Data for the task:
_ _ _ _ _ _ _

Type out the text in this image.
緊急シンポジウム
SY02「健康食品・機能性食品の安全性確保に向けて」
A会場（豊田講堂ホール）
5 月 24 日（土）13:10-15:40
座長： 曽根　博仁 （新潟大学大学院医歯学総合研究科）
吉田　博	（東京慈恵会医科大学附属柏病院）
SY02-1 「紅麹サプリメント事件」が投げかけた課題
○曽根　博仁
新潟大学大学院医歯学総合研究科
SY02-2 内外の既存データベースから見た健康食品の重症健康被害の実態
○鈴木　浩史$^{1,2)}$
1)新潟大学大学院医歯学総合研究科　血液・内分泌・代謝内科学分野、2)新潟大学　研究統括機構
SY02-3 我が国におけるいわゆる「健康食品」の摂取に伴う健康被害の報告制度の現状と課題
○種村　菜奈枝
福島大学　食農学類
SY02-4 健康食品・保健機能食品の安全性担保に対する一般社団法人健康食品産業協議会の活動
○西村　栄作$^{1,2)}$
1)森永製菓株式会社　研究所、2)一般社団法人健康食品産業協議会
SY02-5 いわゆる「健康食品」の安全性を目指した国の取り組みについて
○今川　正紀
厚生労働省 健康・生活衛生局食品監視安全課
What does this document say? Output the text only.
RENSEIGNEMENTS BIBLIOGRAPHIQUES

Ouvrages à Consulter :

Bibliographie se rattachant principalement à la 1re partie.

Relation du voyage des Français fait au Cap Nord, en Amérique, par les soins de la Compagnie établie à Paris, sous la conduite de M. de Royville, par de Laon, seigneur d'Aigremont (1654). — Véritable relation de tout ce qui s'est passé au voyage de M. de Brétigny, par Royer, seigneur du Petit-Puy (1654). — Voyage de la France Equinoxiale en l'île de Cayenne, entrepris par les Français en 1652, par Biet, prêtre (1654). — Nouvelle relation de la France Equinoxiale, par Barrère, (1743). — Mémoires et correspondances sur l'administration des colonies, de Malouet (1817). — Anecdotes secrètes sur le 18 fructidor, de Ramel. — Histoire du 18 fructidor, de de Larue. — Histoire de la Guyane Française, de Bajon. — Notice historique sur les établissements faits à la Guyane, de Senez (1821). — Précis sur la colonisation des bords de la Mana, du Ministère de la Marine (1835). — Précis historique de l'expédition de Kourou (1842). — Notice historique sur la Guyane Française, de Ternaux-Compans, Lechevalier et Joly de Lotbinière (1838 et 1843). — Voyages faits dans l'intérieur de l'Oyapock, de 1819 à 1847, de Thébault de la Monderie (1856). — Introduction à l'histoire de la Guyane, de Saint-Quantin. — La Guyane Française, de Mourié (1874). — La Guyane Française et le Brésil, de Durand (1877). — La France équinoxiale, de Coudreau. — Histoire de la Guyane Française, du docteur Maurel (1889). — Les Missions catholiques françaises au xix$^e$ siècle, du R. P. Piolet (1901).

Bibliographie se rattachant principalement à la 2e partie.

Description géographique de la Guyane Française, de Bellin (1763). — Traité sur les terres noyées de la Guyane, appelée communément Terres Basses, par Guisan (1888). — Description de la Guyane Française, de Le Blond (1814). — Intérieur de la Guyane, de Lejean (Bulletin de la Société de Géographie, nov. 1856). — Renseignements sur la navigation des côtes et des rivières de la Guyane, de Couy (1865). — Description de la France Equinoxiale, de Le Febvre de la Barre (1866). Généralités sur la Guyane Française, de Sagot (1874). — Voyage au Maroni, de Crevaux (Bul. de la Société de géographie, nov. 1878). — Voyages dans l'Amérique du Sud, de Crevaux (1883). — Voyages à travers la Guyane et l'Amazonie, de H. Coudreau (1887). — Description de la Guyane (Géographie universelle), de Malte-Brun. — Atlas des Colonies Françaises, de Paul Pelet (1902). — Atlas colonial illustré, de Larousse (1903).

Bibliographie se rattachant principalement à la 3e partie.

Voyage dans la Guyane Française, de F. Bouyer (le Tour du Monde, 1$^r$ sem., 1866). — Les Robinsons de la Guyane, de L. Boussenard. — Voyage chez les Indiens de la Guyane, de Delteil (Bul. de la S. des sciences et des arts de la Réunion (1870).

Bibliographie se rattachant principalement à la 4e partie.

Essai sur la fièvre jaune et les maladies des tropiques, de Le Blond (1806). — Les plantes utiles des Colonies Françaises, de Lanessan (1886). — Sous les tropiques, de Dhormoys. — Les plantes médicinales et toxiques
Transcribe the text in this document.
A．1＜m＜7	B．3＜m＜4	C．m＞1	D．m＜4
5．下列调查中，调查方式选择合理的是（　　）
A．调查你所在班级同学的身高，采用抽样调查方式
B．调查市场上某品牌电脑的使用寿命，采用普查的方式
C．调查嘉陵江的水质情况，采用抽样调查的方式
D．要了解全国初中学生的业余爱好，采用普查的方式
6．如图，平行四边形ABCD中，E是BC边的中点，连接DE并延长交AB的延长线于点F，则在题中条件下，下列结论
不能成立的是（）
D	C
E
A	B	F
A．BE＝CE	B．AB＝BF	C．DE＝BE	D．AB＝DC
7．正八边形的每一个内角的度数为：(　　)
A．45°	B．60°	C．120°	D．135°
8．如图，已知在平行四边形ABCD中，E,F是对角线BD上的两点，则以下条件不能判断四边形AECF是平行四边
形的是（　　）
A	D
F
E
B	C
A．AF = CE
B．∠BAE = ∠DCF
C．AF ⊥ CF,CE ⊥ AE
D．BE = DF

_ _ _ _ _ _ _

Set exercise: Return what is listed above, exactly and completely.

Response below:
Type out the text in this image.
緊急シンポジウム
SY02「健康食品・機能性食品の安全性確保に向けて」
A会場（豊田講堂ホール）
5 月 24 日（土）13:10-15:40
座長： 曽根　博仁 （新潟大学大学院医歯学総合研究科）
吉田　博	（東京慈恵会医科大学附属柏病院）
SY02-1 「紅麹サプリメント事件」が投げかけた課題
○曽根　博仁
新潟大学大学院医歯学総合研究科
SY02-2 内外の既存データベースから見た健康食品の重症健康被害の実態
○鈴木　浩史$^{1,2)}$
1)新潟大学大学院医歯学総合研究科　血液・内分泌・代謝内科学分野、2)新潟大学　研究統括機構
SY02-3 我が国におけるいわゆる「健康食品」の摂取に伴う健康被害の報告制度の現状と課題
○種村　菜奈枝
福島大学　食農学類
SY02-4 健康食品・保健機能食品の安全性担保に対する一般社団法人健康食品産業協議会の活動
○西村　栄作$^{1,2)}$
1)森永製菓株式会社　研究所、2)一般社団法人健康食品産業協議会
SY02-5 いわゆる「健康食品」の安全性を目指した国の取り組みについて
○今川　正紀
厚生労働省 健康・生活衛生局食品監視安全課
What does this document say? Output the text only.
RENSEIGNEMENTS BIBLIOGRAPHIQUES

Ouvrages à Consulter :

Bibliographie se rattachant principalement à la 1re partie.

Relation du voyage des Français fait au Cap Nord, en Amérique, par les soins de la Compagnie établie à Paris, sous la conduite de M. de Royville, par de Laon, seigneur d'Aigremont (1654). — Véritable relation de tout ce qui s'est passé au voyage de M. de Brétigny, par Royer, seigneur du Petit-Puy (1654). — Voyage de la France Equinoxiale en l'île de Cayenne, entrepris par les Français en 1652, par Biet, prêtre (1654). — Nouvelle relation de la France Equinoxiale, par Barrère, (1743). — Mémoires et correspondances sur l'administration des colonies, de Malouet (1817). — Anecdotes secrètes sur le 18 fructidor, de Ramel. — Histoire du 18 fructidor, de de Larue. — Histoire de la Guyane Française, de Bajon. — Notice historique sur les établissements faits à la Guyane, de Senez (1821). — Précis sur la colonisation des bords de la Mana, du Ministère de la Marine (1835). — Précis historique de l'expédition de Kourou (1842). — Notice historique sur la Guyane Française, de Ternaux-Compans, Lechevalier et Joly de Lotbinière (1838 et 1843). — Voyages faits dans l'intérieur de l'Oyapock, de 1819 à 1847, de Thébault de la Monderie (1856). — Introduction à l'histoire de la Guyane, de Saint-Quantin. — La Guyane Française, de Mourié (1874). — La Guyane Française et le Brésil, de Durand (1877). — La France équinoxiale, de Coudreau. — Histoire de la Guyane Française, du docteur Maurel (1889). — Les Missions catholiques françaises au xix$^e$ siècle, du R. P. Piolet (1901).

Bibliographie se rattachant principalement à la 2e partie.

Description géographique de la Guyane Française, de Bellin (1763). — Traité sur les terres noyées de la Guyane, appelée communément Terres Basses, par Guisan (1888). — Description de la Guyane Française, de Le Blond (1814). — Intérieur de la Guyane, de Lejean (Bulletin de la Société de Géographie, nov. 1856). — Renseignements sur la navigation des côtes et des rivières de la Guyane, de Couy (1865). — Description de la France Equinoxiale, de Le Febvre de la Barre (1866). Généralités sur la Guyane Française, de Sagot (1874). — Voyage au Maroni, de Crevaux (Bul. de la Société de géographie, nov. 1878). — Voyages dans l'Amérique du Sud, de Crevaux (1883). — Voyages à travers la Guyane et l'Amazonie, de H. Coudreau (1887). — Description de la Guyane (Géographie universelle), de Malte-Brun. — Atlas des Colonies Françaises, de Paul Pelet (1902). — Atlas colonial illustré, de Larousse (1903).

Bibliographie se rattachant principalement à la 3e partie.

Voyage dans la Guyane Française, de F. Bouyer (le Tour du Monde, 1$^r$ sem., 1866). — Les Robinsons de la Guyane, de L. Boussenard. — Voyage chez les Indiens de la Guyane, de Delteil (Bul. de la S. des sciences et des arts de la Réunion (1870).

Bibliographie se rattachant principalement à la 4e partie.

Essai sur la fièvre jaune et les maladies des tropiques, de Le Blond (1806). — Les plantes utiles des Colonies Françaises, de Lanessan (1886). — Sous les tropiques, de Dhormoys. — Les plantes médicinales et toxiques
Transcribe the text in this document.
A．1＜m＜7	B．3＜m＜4	C．m＞1	D．m＜4
5．下列调查中，调查方式选择合理的是（　　）
A．调查你所在班级同学的身高，采用抽样调查方式
B．调查市场上某品牌电脑的使用寿命，采用普查的方式
C．调查嘉陵江的水质情况，采用抽样调查的方式
D．要了解全国初中学生的业余爱好，采用普查的方式
6．如图，平行四边形ABCD中，E是BC边的中点，连接DE并延长交AB的延长线于点F，则在题中条件下，下列结论
不能成立的是（）
D	C
E
A	B	F
A．BE＝CE	B．AB＝BF	C．DE＝BE	D．AB＝DC
7．正八边形的每一个内角的度数为：(　　)
A．45°	B．60°	C．120°	D．135°
8．如图，已知在平行四边形ABCD中，E,F是对角线BD上的两点，则以下条件不能判断四边形AECF是平行四边
形的是（　　）
A	D
F
E
B	C
A．AF = CE
B．∠BAE = ∠DCF
C．AF ⊥ CF,CE ⊥ AE
D．BE = DF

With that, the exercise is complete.